(Extracted records)

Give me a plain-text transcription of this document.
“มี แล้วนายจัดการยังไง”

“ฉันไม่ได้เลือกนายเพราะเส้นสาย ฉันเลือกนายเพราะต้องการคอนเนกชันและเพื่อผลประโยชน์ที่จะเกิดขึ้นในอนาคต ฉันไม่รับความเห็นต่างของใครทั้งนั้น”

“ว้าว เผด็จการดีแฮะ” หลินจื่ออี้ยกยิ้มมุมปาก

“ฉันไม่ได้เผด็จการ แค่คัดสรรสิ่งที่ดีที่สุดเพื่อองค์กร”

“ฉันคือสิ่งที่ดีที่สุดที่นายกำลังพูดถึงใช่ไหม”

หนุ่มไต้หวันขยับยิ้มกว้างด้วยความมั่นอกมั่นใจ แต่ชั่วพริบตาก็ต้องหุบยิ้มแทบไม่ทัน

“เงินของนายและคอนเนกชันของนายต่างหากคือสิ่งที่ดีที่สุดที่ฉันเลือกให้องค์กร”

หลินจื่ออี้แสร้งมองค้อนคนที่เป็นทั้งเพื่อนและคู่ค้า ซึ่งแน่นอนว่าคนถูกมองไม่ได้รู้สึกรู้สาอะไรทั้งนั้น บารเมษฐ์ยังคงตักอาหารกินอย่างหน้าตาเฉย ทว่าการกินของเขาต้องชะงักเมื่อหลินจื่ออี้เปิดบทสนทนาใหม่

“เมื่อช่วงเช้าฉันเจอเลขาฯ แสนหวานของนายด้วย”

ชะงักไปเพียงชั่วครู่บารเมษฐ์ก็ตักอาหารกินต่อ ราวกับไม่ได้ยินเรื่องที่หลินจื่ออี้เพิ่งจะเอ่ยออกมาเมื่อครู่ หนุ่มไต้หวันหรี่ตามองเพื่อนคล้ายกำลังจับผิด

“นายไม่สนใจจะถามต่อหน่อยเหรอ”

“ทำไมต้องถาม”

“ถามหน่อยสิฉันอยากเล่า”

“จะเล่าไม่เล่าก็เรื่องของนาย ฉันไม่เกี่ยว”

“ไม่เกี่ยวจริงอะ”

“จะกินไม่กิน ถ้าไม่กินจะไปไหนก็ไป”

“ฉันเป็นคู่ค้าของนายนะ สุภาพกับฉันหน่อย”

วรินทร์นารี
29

*Work to do*:
Return all of the entries exactly as written.

*Completed exercise*:
Give me a plain-text transcription of this document.
“มี แล้วนายจัดการยังไง”

“ฉันไม่ได้เลือกนายเพราะเส้นสาย ฉันเลือกนายเพราะต้องการคอนเนกชันและเพื่อผลประโยชน์ที่จะเกิดขึ้นในอนาคต ฉันไม่รับความเห็นต่างของใครทั้งนั้น”

“ว้าว เผด็จการดีแฮะ” หลินจื่ออี้ยกยิ้มมุมปาก

“ฉันไม่ได้เผด็จการ แค่คัดสรรสิ่งที่ดีที่สุดเพื่อองค์กร”

“ฉันคือสิ่งที่ดีที่สุดที่นายกำลังพูดถึงใช่ไหม”

หนุ่มไต้หวันขยับยิ้มกว้างด้วยความมั่นอกมั่นใจ แต่ชั่วพริบตาก็ต้องหุบยิ้มแทบไม่ทัน

“เงินของนายและคอนเนกชันของนายต่างหากคือสิ่งที่ดีที่สุดที่ฉันเลือกให้องค์กร”

หลินจื่ออี้แสร้งมองค้อนคนที่เป็นทั้งเพื่อนและคู่ค้า ซึ่งแน่นอนว่าคนถูกมองไม่ได้รู้สึกรู้สาอะไรทั้งนั้น บารเมษฐ์ยังคงตักอาหารกินอย่างหน้าตาเฉย ทว่าการกินของเขาต้องชะงักเมื่อหลินจื่ออี้เปิดบทสนทนาใหม่

“เมื่อช่วงเช้าฉันเจอเลขาฯ แสนหวานของนายด้วย”

ชะงักไปเพียงชั่วครู่บารเมษฐ์ก็ตักอาหารกินต่อ ราวกับไม่ได้ยินเรื่องที่หลินจื่ออี้เพิ่งจะเอ่ยออกมาเมื่อครู่ หนุ่มไต้หวันหรี่ตามองเพื่อนคล้ายกำลังจับผิด

“นายไม่สนใจจะถามต่อหน่อยเหรอ”

“ทำไมต้องถาม”

“ถามหน่อยสิฉันอยากเล่า”

“จะเล่าไม่เล่าก็เรื่องของนาย ฉันไม่เกี่ยว”

“ไม่เกี่ยวจริงอะ”

“จะกินไม่กิน ถ้าไม่กินจะไปไหนก็ไป”

“ฉันเป็นคู่ค้าของนายนะ สุภาพกับฉันหน่อย”

วรินทร์นารี
29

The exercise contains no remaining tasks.